## Records shown
+++

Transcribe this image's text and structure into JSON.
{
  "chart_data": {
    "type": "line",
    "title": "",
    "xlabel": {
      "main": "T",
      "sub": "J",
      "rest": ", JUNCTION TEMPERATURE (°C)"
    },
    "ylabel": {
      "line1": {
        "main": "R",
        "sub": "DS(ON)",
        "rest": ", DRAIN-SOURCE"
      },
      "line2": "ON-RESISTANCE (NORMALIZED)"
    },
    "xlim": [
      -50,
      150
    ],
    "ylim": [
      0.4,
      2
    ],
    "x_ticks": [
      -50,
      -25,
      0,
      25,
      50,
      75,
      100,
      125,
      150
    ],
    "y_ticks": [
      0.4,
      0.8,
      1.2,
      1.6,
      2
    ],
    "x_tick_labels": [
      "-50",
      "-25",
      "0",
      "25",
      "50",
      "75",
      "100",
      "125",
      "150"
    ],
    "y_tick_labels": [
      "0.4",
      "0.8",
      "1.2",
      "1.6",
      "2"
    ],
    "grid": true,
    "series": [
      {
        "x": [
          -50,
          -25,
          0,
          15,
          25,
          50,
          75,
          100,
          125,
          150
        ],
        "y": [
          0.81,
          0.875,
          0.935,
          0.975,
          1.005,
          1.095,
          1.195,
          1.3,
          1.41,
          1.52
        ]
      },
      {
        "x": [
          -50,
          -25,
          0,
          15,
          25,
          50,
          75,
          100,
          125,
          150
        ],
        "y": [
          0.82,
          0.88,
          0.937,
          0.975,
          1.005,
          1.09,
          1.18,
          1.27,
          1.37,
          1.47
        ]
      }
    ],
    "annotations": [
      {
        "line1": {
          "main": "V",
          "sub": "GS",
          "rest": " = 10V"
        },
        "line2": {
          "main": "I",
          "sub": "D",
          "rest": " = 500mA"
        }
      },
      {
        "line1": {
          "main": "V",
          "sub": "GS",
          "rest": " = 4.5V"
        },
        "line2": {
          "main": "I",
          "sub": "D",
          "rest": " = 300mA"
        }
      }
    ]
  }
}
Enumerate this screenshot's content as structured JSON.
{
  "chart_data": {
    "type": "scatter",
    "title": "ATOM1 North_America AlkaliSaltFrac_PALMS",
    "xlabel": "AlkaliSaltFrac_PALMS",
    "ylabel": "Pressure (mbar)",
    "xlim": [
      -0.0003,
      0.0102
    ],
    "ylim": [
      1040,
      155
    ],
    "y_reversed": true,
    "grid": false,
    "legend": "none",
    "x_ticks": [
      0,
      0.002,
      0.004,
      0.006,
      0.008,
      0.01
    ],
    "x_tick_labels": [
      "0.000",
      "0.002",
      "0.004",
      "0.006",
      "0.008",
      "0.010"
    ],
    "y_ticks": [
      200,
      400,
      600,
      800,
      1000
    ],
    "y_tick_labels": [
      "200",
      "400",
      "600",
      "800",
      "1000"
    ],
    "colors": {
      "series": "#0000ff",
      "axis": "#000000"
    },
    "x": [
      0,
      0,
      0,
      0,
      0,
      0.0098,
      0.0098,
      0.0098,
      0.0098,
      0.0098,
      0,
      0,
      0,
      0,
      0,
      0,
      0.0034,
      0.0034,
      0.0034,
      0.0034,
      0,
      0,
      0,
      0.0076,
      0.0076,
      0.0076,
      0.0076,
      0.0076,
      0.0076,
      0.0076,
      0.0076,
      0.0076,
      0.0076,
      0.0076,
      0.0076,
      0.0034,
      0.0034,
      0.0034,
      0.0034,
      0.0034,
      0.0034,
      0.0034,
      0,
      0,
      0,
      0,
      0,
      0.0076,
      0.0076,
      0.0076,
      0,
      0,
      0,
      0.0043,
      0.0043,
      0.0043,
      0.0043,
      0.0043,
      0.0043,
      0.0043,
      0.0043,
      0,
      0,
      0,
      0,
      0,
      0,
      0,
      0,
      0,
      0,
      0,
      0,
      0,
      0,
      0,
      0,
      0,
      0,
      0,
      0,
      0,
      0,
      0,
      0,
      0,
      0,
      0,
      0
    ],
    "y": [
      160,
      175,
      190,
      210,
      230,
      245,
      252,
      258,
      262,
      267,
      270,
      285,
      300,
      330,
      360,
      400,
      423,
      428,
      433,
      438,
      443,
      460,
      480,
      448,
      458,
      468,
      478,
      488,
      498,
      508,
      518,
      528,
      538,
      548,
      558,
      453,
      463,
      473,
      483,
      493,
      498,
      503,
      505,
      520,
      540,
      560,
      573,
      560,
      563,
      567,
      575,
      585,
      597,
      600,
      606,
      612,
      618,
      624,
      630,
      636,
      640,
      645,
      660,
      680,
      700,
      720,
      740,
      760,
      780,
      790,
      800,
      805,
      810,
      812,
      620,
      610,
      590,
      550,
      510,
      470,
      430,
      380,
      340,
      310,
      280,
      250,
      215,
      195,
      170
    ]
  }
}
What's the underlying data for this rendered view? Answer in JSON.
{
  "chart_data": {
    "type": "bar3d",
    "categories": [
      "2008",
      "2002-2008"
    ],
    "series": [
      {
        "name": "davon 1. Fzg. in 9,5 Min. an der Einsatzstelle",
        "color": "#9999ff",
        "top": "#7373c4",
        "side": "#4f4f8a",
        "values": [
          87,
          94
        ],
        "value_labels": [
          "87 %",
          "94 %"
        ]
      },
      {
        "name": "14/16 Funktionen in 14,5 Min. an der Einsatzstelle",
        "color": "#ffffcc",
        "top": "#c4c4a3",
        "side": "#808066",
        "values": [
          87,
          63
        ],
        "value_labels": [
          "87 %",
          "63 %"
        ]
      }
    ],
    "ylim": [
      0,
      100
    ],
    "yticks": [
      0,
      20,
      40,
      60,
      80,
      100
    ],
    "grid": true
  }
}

+++

## What is needed
Everything from the line that contains "What's the underlying" through the end of the records must be duplicated exactly, and nothing outside that range.

## Worked answer
What's the underlying data for this rendered view? Answer in JSON.
{
  "chart_data": {
    "type": "bar3d",
    "categories": [
      "2008",
      "2002-2008"
    ],
    "series": [
      {
        "name": "davon 1. Fzg. in 9,5 Min. an der Einsatzstelle",
        "color": "#9999ff",
        "top": "#7373c4",
        "side": "#4f4f8a",
        "values": [
          87,
          94
        ],
        "value_labels": [
          "87 %",
          "94 %"
        ]
      },
      {
        "name": "14/16 Funktionen in 14,5 Min. an der Einsatzstelle",
        "color": "#ffffcc",
        "top": "#c4c4a3",
        "side": "#808066",
        "values": [
          87,
          63
        ],
        "value_labels": [
          "87 %",
          "63 %"
        ]
      }
    ],
    "ylim": [
      0,
      100
    ],
    "yticks": [
      0,
      20,
      40,
      60,
      80,
      100
    ],
    "grid": true
  }
}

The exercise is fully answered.